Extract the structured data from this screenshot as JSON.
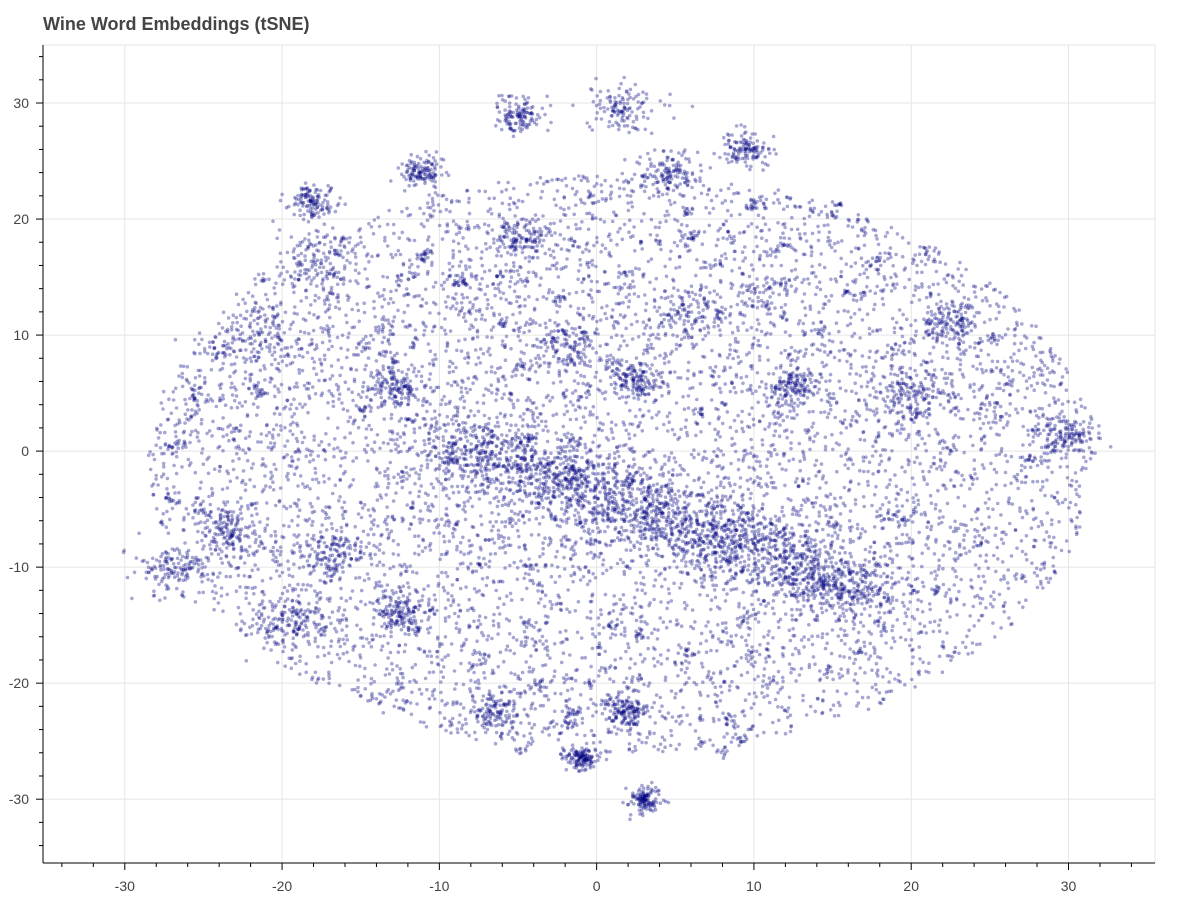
{
  "chart_data": {
    "type": "scatter",
    "title": "Wine Word Embeddings (tSNE)",
    "xlabel": "",
    "ylabel": "",
    "xlim": [
      -35.2,
      35.5
    ],
    "ylim": [
      -35.5,
      35
    ],
    "xticks": [
      -30,
      -20,
      -10,
      0,
      10,
      20,
      30
    ],
    "yticks": [
      30,
      20,
      10,
      0,
      -10,
      -20,
      -30
    ],
    "xtick_labels": [
      "-30",
      "-20",
      "-10",
      "0",
      "10",
      "20",
      "30"
    ],
    "ytick_labels": [
      "30",
      "20",
      "10",
      "0",
      "-10",
      "-20",
      "-30"
    ],
    "grid": true,
    "legend": "none",
    "point_color": "#000080",
    "marker": "circle",
    "estimated_point_count": 12000,
    "clusters": [
      {
        "x": -17.5,
        "y": 16.5,
        "spread": 1.5
      },
      {
        "x": -18.0,
        "y": 21.5,
        "spread": 0.7
      },
      {
        "x": -21.5,
        "y": 9.0,
        "spread": 1.8
      },
      {
        "x": -16.5,
        "y": -8.5,
        "spread": 1.2
      },
      {
        "x": -19.5,
        "y": -14.5,
        "spread": 1.2
      },
      {
        "x": -23.5,
        "y": -7.0,
        "spread": 1.0
      },
      {
        "x": -27.0,
        "y": -10.5,
        "spread": 1.1
      },
      {
        "x": -13.0,
        "y": 5.5,
        "spread": 1.0
      },
      {
        "x": -5.0,
        "y": 29.0,
        "spread": 0.8
      },
      {
        "x": 1.5,
        "y": 29.5,
        "spread": 1.1
      },
      {
        "x": 4.5,
        "y": 24.0,
        "spread": 0.9
      },
      {
        "x": 9.5,
        "y": 26.0,
        "spread": 0.8
      },
      {
        "x": 6.5,
        "y": 12.0,
        "spread": 1.3
      },
      {
        "x": -5.0,
        "y": 18.5,
        "spread": 1.0
      },
      {
        "x": -2.0,
        "y": 9.0,
        "spread": 1.2
      },
      {
        "x": 2.5,
        "y": 6.0,
        "spread": 0.8
      },
      {
        "x": 12.5,
        "y": 5.5,
        "spread": 0.8
      },
      {
        "x": -6.5,
        "y": -22.5,
        "spread": 1.0
      },
      {
        "x": 2.0,
        "y": -22.5,
        "spread": 0.7
      },
      {
        "x": -11.0,
        "y": 24.0,
        "spread": 0.7
      },
      {
        "x": 22.5,
        "y": 11.0,
        "spread": 1.0
      },
      {
        "x": 30.0,
        "y": 1.5,
        "spread": 0.9
      },
      {
        "x": 15.5,
        "y": -12.0,
        "spread": 1.8
      },
      {
        "x": 9.0,
        "y": -7.5,
        "spread": 2.0
      },
      {
        "x": -0.5,
        "y": -3.0,
        "spread": 2.2
      },
      {
        "x": 20.0,
        "y": 5.0,
        "spread": 1.2
      },
      {
        "x": -12.5,
        "y": -14.0,
        "spread": 0.8
      },
      {
        "x": 3.0,
        "y": -30.0,
        "spread": 0.5
      },
      {
        "x": -1.0,
        "y": -26.5,
        "spread": 0.5
      }
    ]
  }
}
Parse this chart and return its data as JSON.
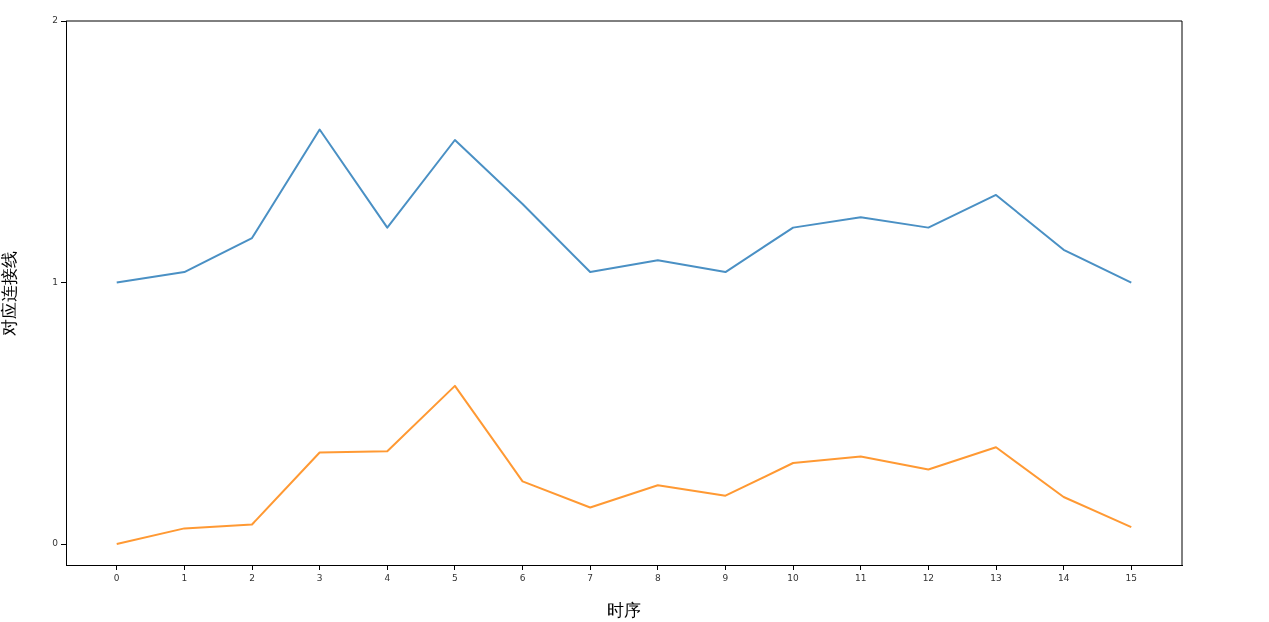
{
  "chart_data": {
    "type": "line",
    "xlabel": "时序",
    "ylabel": "对应连接线",
    "x": [
      0,
      1,
      2,
      3,
      4,
      5,
      6,
      7,
      8,
      9,
      10,
      11,
      12,
      13,
      14,
      15
    ],
    "series": [
      {
        "color": "#4a90c4",
        "values": [
          1.0,
          1.04,
          1.17,
          1.585,
          1.21,
          1.545,
          1.3,
          1.04,
          1.085,
          1.04,
          1.21,
          1.25,
          1.21,
          1.335,
          1.125,
          1.0
        ]
      },
      {
        "color": "#ff9933",
        "values": [
          0,
          0.06,
          0.075,
          0.35,
          0.355,
          0.605,
          0.24,
          0.14,
          0.225,
          0.185,
          0.31,
          0.335,
          0.285,
          0.37,
          0.18,
          0.065
        ]
      }
    ],
    "xlim": [
      -0.75,
      15.75
    ],
    "xticks": [
      0,
      1,
      2,
      3,
      4,
      5,
      6,
      7,
      8,
      9,
      10,
      11,
      12,
      13,
      14,
      15
    ],
    "ylim": [
      -0.08,
      2
    ],
    "yticks": [
      0,
      1,
      2
    ],
    "grid": false,
    "legend": false,
    "marker": "none",
    "line_style": "solid"
  }
}
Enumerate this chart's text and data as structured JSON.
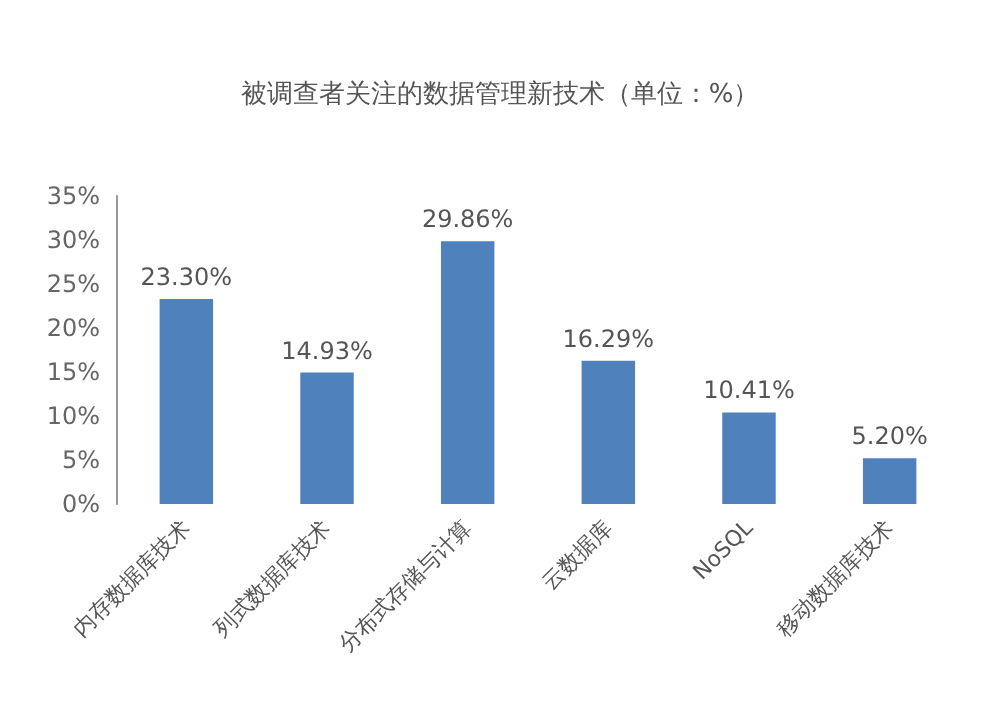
+---+
### What needs to be done
Leave out the pictures and repeat everything else in the records exactly.

### Expected answer
Extract the structured data from this screenshot as JSON.
{
  "chart_data": {
    "type": "scatter",
    "title": "Wine Word Embeddings (tSNE)",
    "xlabel": "",
    "ylabel": "",
    "xlim": [
      -35.2,
      35.5
    ],
    "ylim": [
      -35.5,
      35
    ],
    "xticks": [
      -30,
      -20,
      -10,
      0,
      10,
      20,
      30
    ],
    "yticks": [
      30,
      20,
      10,
      0,
      -10,
      -20,
      -30
    ],
    "xtick_labels": [
      "-30",
      "-20",
      "-10",
      "0",
      "10",
      "20",
      "30"
    ],
    "ytick_labels": [
      "30",
      "20",
      "10",
      "0",
      "-10",
      "-20",
      "-30"
    ],
    "grid": true,
    "legend": "none",
    "point_color": "#000080",
    "marker": "circle",
    "estimated_point_count": 12000,
    "clusters": [
      {
        "x": -17.5,
        "y": 16.5,
        "spread": 1.5
      },
      {
        "x": -18.0,
        "y": 21.5,
        "spread": 0.7
      },
      {
        "x": -21.5,
        "y": 9.0,
        "spread": 1.8
      },
      {
        "x": -16.5,
        "y": -8.5,
        "spread": 1.2
      },
      {
        "x": -19.5,
        "y": -14.5,
        "spread": 1.2
      },
      {
        "x": -23.5,
        "y": -7.0,
        "spread": 1.0
      },
      {
        "x": -27.0,
        "y": -10.5,
        "spread": 1.1
      },
      {
        "x": -13.0,
        "y": 5.5,
        "spread": 1.0
      },
      {
        "x": -5.0,
        "y": 29.0,
        "spread": 0.8
      },
      {
        "x": 1.5,
        "y": 29.5,
        "spread": 1.1
      },
      {
        "x": 4.5,
        "y": 24.0,
        "spread": 0.9
      },
      {
        "x": 9.5,
        "y": 26.0,
        "spread": 0.8
      },
      {
        "x": 6.5,
        "y": 12.0,
        "spread": 1.3
      },
      {
        "x": -5.0,
        "y": 18.5,
        "spread": 1.0
      },
      {
        "x": -2.0,
        "y": 9.0,
        "spread": 1.2
      },
      {
        "x": 2.5,
        "y": 6.0,
        "spread": 0.8
      },
      {
        "x": 12.5,
        "y": 5.5,
        "spread": 0.8
      },
      {
        "x": -6.5,
        "y": -22.5,
        "spread": 1.0
      },
      {
        "x": 2.0,
        "y": -22.5,
        "spread": 0.7
      },
      {
        "x": -11.0,
        "y": 24.0,
        "spread": 0.7
      },
      {
        "x": 22.5,
        "y": 11.0,
        "spread": 1.0
      },
      {
        "x": 30.0,
        "y": 1.5,
        "spread": 0.9
      },
      {
        "x": 15.5,
        "y": -12.0,
        "spread": 1.8
      },
      {
        "x": 9.0,
        "y": -7.5,
        "spread": 2.0
      },
      {
        "x": -0.5,
        "y": -3.0,
        "spread": 2.2
      },
      {
        "x": 20.0,
        "y": 5.0,
        "spread": 1.2
      },
      {
        "x": -12.5,
        "y": -14.0,
        "spread": 0.8
      },
      {
        "x": 3.0,
        "y": -30.0,
        "spread": 0.5
      },
      {
        "x": -1.0,
        "y": -26.5,
        "spread": 0.5
      }
    ]
  }
}
Parse this chart and return its data as JSON.
{
  "chart_data": {
    "type": "line",
    "xlabel": "时序",
    "ylabel": "对应连接线",
    "x": [
      0,
      1,
      2,
      3,
      4,
      5,
      6,
      7,
      8,
      9,
      10,
      11,
      12,
      13,
      14,
      15
    ],
    "series": [
      {
        "color": "#4a90c4",
        "values": [
          1.0,
          1.04,
          1.17,
          1.585,
          1.21,
          1.545,
          1.3,
          1.04,
          1.085,
          1.04,
          1.21,
          1.25,
          1.21,
          1.335,
          1.125,
          1.0
        ]
      },
      {
        "color": "#ff9933",
        "values": [
          0,
          0.06,
          0.075,
          0.35,
          0.355,
          0.605,
          0.24,
          0.14,
          0.225,
          0.185,
          0.31,
          0.335,
          0.285,
          0.37,
          0.18,
          0.065
        ]
      }
    ],
    "xlim": [
      -0.75,
      15.75
    ],
    "xticks": [
      0,
      1,
      2,
      3,
      4,
      5,
      6,
      7,
      8,
      9,
      10,
      11,
      12,
      13,
      14,
      15
    ],
    "ylim": [
      -0.08,
      2
    ],
    "yticks": [
      0,
      1,
      2
    ],
    "grid": false,
    "legend": false,
    "marker": "none",
    "line_style": "solid"
  }
}
Enumerate this chart's text and data as structured JSON.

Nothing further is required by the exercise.